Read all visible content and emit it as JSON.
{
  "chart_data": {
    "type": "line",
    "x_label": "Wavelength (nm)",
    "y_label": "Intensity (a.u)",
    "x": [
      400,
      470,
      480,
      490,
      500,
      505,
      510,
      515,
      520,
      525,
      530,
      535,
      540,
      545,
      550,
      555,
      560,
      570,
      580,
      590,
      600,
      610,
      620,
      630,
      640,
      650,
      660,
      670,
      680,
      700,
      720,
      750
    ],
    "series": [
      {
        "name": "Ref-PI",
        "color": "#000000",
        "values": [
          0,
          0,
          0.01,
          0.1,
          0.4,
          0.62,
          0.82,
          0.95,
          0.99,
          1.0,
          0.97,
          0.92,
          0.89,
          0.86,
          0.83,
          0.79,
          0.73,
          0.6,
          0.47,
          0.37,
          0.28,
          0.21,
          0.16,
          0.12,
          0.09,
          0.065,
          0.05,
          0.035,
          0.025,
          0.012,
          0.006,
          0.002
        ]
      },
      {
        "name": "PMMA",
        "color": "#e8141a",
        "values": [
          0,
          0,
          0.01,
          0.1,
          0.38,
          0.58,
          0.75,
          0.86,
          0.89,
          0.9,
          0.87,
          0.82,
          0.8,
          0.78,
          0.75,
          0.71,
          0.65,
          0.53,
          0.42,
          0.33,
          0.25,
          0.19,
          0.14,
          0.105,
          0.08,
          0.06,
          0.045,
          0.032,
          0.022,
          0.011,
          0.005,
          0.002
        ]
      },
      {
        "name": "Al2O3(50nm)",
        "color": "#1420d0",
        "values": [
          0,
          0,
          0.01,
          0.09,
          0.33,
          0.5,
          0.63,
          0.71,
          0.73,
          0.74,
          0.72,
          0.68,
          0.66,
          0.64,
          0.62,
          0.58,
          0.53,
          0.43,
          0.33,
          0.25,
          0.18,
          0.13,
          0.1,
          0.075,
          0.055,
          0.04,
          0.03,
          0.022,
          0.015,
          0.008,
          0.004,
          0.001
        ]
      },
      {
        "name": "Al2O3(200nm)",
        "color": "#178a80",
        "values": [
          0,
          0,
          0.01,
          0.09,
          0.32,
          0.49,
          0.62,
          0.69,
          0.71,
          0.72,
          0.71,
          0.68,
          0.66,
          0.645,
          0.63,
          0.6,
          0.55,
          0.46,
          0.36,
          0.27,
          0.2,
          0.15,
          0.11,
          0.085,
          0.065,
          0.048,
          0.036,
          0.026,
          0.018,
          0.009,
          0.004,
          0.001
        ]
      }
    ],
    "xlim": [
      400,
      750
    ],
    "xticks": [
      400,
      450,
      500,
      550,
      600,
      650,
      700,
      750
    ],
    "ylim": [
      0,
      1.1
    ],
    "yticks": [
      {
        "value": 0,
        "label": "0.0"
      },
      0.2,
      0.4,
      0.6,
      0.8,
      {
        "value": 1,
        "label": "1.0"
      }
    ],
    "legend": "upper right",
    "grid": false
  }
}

PROMPT =>
Repeat the records above exactly, from the first line to the last.

TASK RESULT =>
Read all visible content and emit it as JSON.
{
  "chart_data": {
    "type": "line",
    "x_label": "Wavelength (nm)",
    "y_label": "Intensity (a.u)",
    "x": [
      400,
      470,
      480,
      490,
      500,
      505,
      510,
      515,
      520,
      525,
      530,
      535,
      540,
      545,
      550,
      555,
      560,
      570,
      580,
      590,
      600,
      610,
      620,
      630,
      640,
      650,
      660,
      670,
      680,
      700,
      720,
      750
    ],
    "series": [
      {
        "name": "Ref-PI",
        "color": "#000000",
        "values": [
          0,
          0,
          0.01,
          0.1,
          0.4,
          0.62,
          0.82,
          0.95,
          0.99,
          1.0,
          0.97,
          0.92,
          0.89,
          0.86,
          0.83,
          0.79,
          0.73,
          0.6,
          0.47,
          0.37,
          0.28,
          0.21,
          0.16,
          0.12,
          0.09,
          0.065,
          0.05,
          0.035,
          0.025,
          0.012,
          0.006,
          0.002
        ]
      },
      {
        "name": "PMMA",
        "color": "#e8141a",
        "values": [
          0,
          0,
          0.01,
          0.1,
          0.38,
          0.58,
          0.75,
          0.86,
          0.89,
          0.9,
          0.87,
          0.82,
          0.8,
          0.78,
          0.75,
          0.71,
          0.65,
          0.53,
          0.42,
          0.33,
          0.25,
          0.19,
          0.14,
          0.105,
          0.08,
          0.06,
          0.045,
          0.032,
          0.022,
          0.011,
          0.005,
          0.002
        ]
      },
      {
        "name": "Al2O3(50nm)",
        "color": "#1420d0",
        "values": [
          0,
          0,
          0.01,
          0.09,
          0.33,
          0.5,
          0.63,
          0.71,
          0.73,
          0.74,
          0.72,
          0.68,
          0.66,
          0.64,
          0.62,
          0.58,
          0.53,
          0.43,
          0.33,
          0.25,
          0.18,
          0.13,
          0.1,
          0.075,
          0.055,
          0.04,
          0.03,
          0.022,
          0.015,
          0.008,
          0.004,
          0.001
        ]
      },
      {
        "name": "Al2O3(200nm)",
        "color": "#178a80",
        "values": [
          0,
          0,
          0.01,
          0.09,
          0.32,
          0.49,
          0.62,
          0.69,
          0.71,
          0.72,
          0.71,
          0.68,
          0.66,
          0.645,
          0.63,
          0.6,
          0.55,
          0.46,
          0.36,
          0.27,
          0.2,
          0.15,
          0.11,
          0.085,
          0.065,
          0.048,
          0.036,
          0.026,
          0.018,
          0.009,
          0.004,
          0.001
        ]
      }
    ],
    "xlim": [
      400,
      750
    ],
    "xticks": [
      400,
      450,
      500,
      550,
      600,
      650,
      700,
      750
    ],
    "ylim": [
      0,
      1.1
    ],
    "yticks": [
      {
        "value": 0,
        "label": "0.0"
      },
      0.2,
      0.4,
      0.6,
      0.8,
      {
        "value": 1,
        "label": "1.0"
      }
    ],
    "legend": "upper right",
    "grid": false
  }
}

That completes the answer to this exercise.